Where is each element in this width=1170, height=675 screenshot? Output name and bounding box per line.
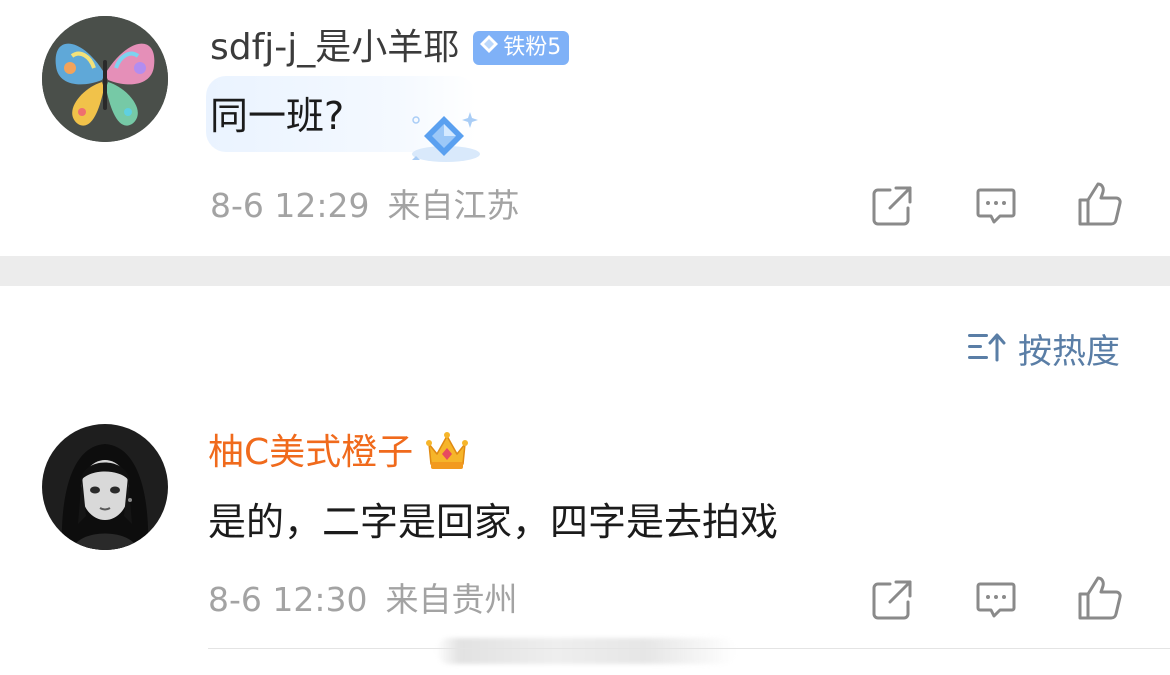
comment-header: sdfj-j_是小羊耶 铁粉5 <box>210 26 570 70</box>
comment-icon <box>976 188 1016 224</box>
butterfly-avatar-image <box>42 16 168 142</box>
comment-meta: 8-6 12:30 来自贵州 <box>208 580 518 620</box>
crown-icon[interactable] <box>425 430 469 476</box>
avatar[interactable] <box>42 16 168 142</box>
like-icon <box>1078 576 1122 620</box>
comment-location: 来自江苏 <box>387 186 520 225</box>
comment-button[interactable] <box>970 180 1022 232</box>
username[interactable]: 柚C美式橙子 <box>208 431 413 475</box>
diamond-icon <box>479 31 499 65</box>
comment-location: 来自贵州 <box>385 580 518 619</box>
comment-icon <box>976 582 1016 618</box>
like-button[interactable] <box>1074 178 1126 230</box>
like-icon <box>1078 182 1122 226</box>
comment-text: 是的，二字是回家，四字是去拍戏 <box>208 500 779 544</box>
comment-separator <box>208 648 1170 649</box>
share-icon <box>872 580 912 620</box>
badge-text: 铁粉5 <box>503 35 562 60</box>
comment-text: 同一班? <box>210 94 345 138</box>
share-icon <box>872 186 912 226</box>
blurred-watermark <box>436 638 736 664</box>
fan-badge[interactable]: 铁粉5 <box>473 31 570 65</box>
comment-time: 8-6 12:29 <box>210 186 370 225</box>
username[interactable]: sdfj-j_是小羊耶 <box>210 26 459 70</box>
sort-button[interactable]: 按热度 <box>966 328 1120 375</box>
anime-girl-avatar-image <box>42 424 168 550</box>
like-button[interactable] <box>1074 572 1126 624</box>
comment-header: 柚C美式橙子 <box>208 430 469 476</box>
avatar[interactable] <box>42 424 168 550</box>
share-button[interactable] <box>866 180 918 232</box>
comment-time: 8-6 12:30 <box>208 580 368 619</box>
bubble-decoration-icon <box>408 108 484 170</box>
sort-label: 按热度 <box>1018 331 1120 372</box>
sort-icon <box>966 328 1006 375</box>
section-divider <box>0 256 1170 286</box>
comment-meta: 8-6 12:29 来自江苏 <box>210 186 520 226</box>
share-button[interactable] <box>866 574 918 626</box>
comment-button[interactable] <box>970 574 1022 626</box>
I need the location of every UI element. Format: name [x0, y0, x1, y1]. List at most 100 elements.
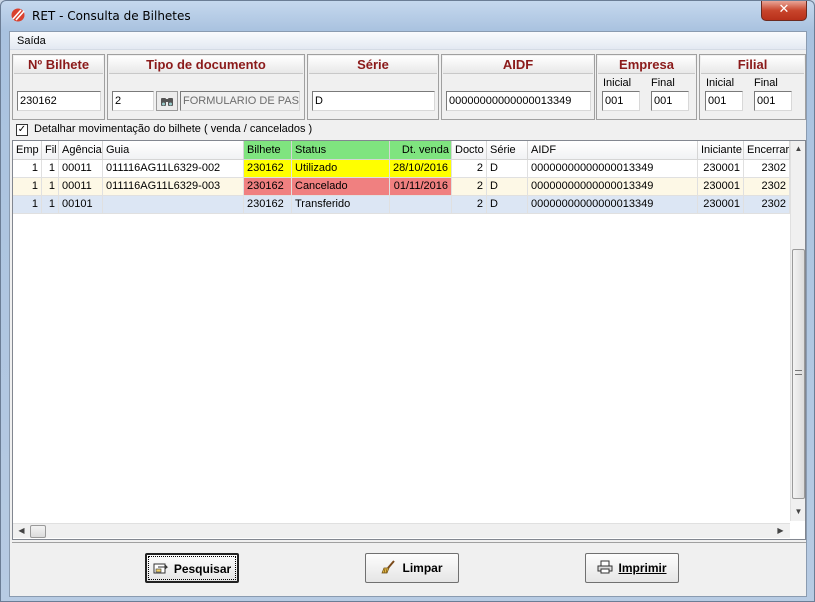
column-header-agencia[interactable]: Agência: [59, 141, 103, 160]
cell-serie: D: [487, 160, 528, 178]
cell-serie: D: [487, 196, 528, 214]
serie-header: Série: [309, 56, 437, 74]
imprimir-label: Imprimir: [618, 561, 667, 575]
column-header-dt-venda[interactable]: Dt. venda: [390, 141, 452, 160]
empresa-header: Empresa: [598, 56, 695, 74]
detalhar-label: Detalhar movimentação do bilhete ( venda…: [34, 123, 313, 135]
menu-bar: Saída: [10, 32, 806, 50]
filial-final-label: Final: [754, 77, 778, 89]
grip-icon: [795, 370, 802, 375]
app-window: RET - Consulta de Bilhetes ✕ Saída Nº Bi…: [0, 0, 815, 602]
window-title: RET - Consulta de Bilhetes: [32, 9, 191, 23]
column-header-fil[interactable]: Fil: [42, 141, 59, 160]
vertical-scroll-thumb[interactable]: [792, 249, 805, 499]
menu-item-saida[interactable]: Saída: [17, 35, 46, 47]
cell-guia: 011116AG11L6329-003: [103, 178, 244, 196]
cell-aidf: 00000000000000013349: [528, 196, 698, 214]
cell-dt-venda: 01/11/2016: [390, 178, 452, 196]
cell-encerrar: 2302: [744, 160, 790, 178]
column-header-guia[interactable]: Guia: [103, 141, 244, 160]
filial-final-field[interactable]: 001: [754, 91, 792, 111]
cell-dt-venda: [390, 196, 452, 214]
cell-iniciante: 230001: [698, 196, 744, 214]
column-header-docto[interactable]: Docto: [452, 141, 487, 160]
search-hand-icon: [153, 563, 169, 574]
app-logo-icon: [11, 8, 25, 22]
cell-docto: 2: [452, 160, 487, 178]
cell-status: Utilizado: [292, 160, 390, 178]
cell-fil: 1: [42, 178, 59, 196]
client-area: Saída Nº Bilhete 230162 Tipo de document…: [9, 31, 807, 597]
cell-bilhete: 230162: [244, 196, 292, 214]
column-header-status[interactable]: Status: [292, 141, 390, 160]
detalhar-checkbox[interactable]: ✓: [16, 124, 28, 136]
column-header-bilhete[interactable]: Bilhete: [244, 141, 292, 160]
scroll-up-arrow-icon[interactable]: ▲: [791, 144, 806, 153]
imprimir-button[interactable]: Imprimir: [585, 553, 679, 583]
scroll-down-arrow-icon[interactable]: ▼: [791, 507, 806, 516]
filial-group: Filial Inicial Final 001 001: [699, 54, 806, 120]
cell-aidf: 00000000000000013349: [528, 160, 698, 178]
column-header-aidf[interactable]: AIDF: [528, 141, 698, 160]
binoculars-icon: [161, 98, 173, 106]
cell-agencia: 00101: [59, 196, 103, 214]
cell-guia: 011116AG11L6329-002: [103, 160, 244, 178]
cell-encerrar: 2302: [744, 178, 790, 196]
filial-header: Filial: [701, 56, 804, 74]
empresa-inicial-field[interactable]: 001: [602, 91, 640, 111]
title-bar: RET - Consulta de Bilhetes ✕: [1, 1, 814, 29]
column-header-emp[interactable]: Emp: [13, 141, 42, 160]
scroll-left-arrow-icon[interactable]: ◀: [14, 526, 29, 535]
column-header-iniciante[interactable]: Iniciante: [698, 141, 744, 160]
bilhete-header: Nº Bilhete: [14, 56, 103, 74]
scroll-right-arrow-icon[interactable]: ▶: [773, 526, 788, 535]
column-header-encerrar[interactable]: Encerrar: [744, 141, 790, 160]
cell-dt-venda: 28/10/2016: [390, 160, 452, 178]
empresa-group: Empresa Inicial Final 001 001: [596, 54, 697, 120]
cell-encerrar: 2302: [744, 196, 790, 214]
tipo-documento-description: FORMULARIO DE PAS: [180, 91, 300, 111]
cell-serie: D: [487, 178, 528, 196]
cell-docto: 2: [452, 196, 487, 214]
serie-group: Série D: [307, 54, 439, 120]
cell-agencia: 00011: [59, 160, 103, 178]
aidf-header: AIDF: [443, 56, 593, 74]
cell-status: Transferido: [292, 196, 390, 214]
cell-emp: 1: [13, 160, 42, 178]
filial-inicial-label: Inicial: [706, 77, 735, 89]
column-header-serie[interactable]: Série: [487, 141, 528, 160]
limpar-button[interactable]: Limpar: [365, 553, 459, 583]
cell-guia: [103, 196, 244, 214]
pesquisar-button[interactable]: Pesquisar: [145, 553, 239, 583]
horizontal-scroll-thumb[interactable]: [30, 525, 46, 538]
cell-emp: 1: [13, 196, 42, 214]
close-button[interactable]: ✕: [761, 1, 807, 21]
cell-status: Cancelado: [292, 178, 390, 196]
bilhete-group: Nº Bilhete 230162: [12, 54, 105, 120]
bilhete-field[interactable]: 230162: [17, 91, 101, 111]
cell-agencia: 00011: [59, 178, 103, 196]
cell-bilhete: 230162: [244, 178, 292, 196]
filial-inicial-field[interactable]: 001: [705, 91, 743, 111]
tipo-documento-group: Tipo de documento 2 FORMULARIO DE PAS: [107, 54, 305, 120]
serie-field[interactable]: D: [312, 91, 435, 111]
cell-docto: 2: [452, 178, 487, 196]
tipo-documento-header: Tipo de documento: [109, 56, 303, 74]
cell-aidf: 00000000000000013349: [528, 178, 698, 196]
pesquisar-label: Pesquisar: [173, 562, 232, 576]
aidf-field[interactable]: 00000000000000013349: [446, 91, 591, 111]
cell-fil: 1: [42, 196, 59, 214]
empresa-inicial-label: Inicial: [603, 77, 632, 89]
printer-icon: [597, 560, 613, 574]
tipo-documento-lookup-button[interactable]: [156, 91, 178, 111]
movimentacao-grid: Emp Fil Agência Guia Bilhete Status Dt. …: [12, 140, 806, 540]
aidf-group: AIDF 00000000000000013349: [441, 54, 595, 120]
tipo-documento-code-field[interactable]: 2: [112, 91, 154, 111]
button-panel: Pesquisar Limpar Imprimir: [12, 542, 806, 596]
cell-emp: 1: [13, 178, 42, 196]
vertical-scrollbar[interactable]: ▲ ▼: [790, 141, 805, 521]
empresa-final-field[interactable]: 001: [651, 91, 689, 111]
horizontal-scrollbar[interactable]: ◀ ▶: [13, 523, 790, 538]
cell-iniciante: 230001: [698, 178, 744, 196]
cell-fil: 1: [42, 160, 59, 178]
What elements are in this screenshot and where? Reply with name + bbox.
■ ■ ■ ■ ■ ■ ■
▶ [Short problem]: Find every line above that contains the word "meta", and copy each of those lines in full.

▶ [Solution to this exercise]:
comment-meta: 8-6 12:30 来自贵州 <box>208 580 518 620</box>
comment-meta: 8-6 12:29 来自江苏 <box>210 186 520 226</box>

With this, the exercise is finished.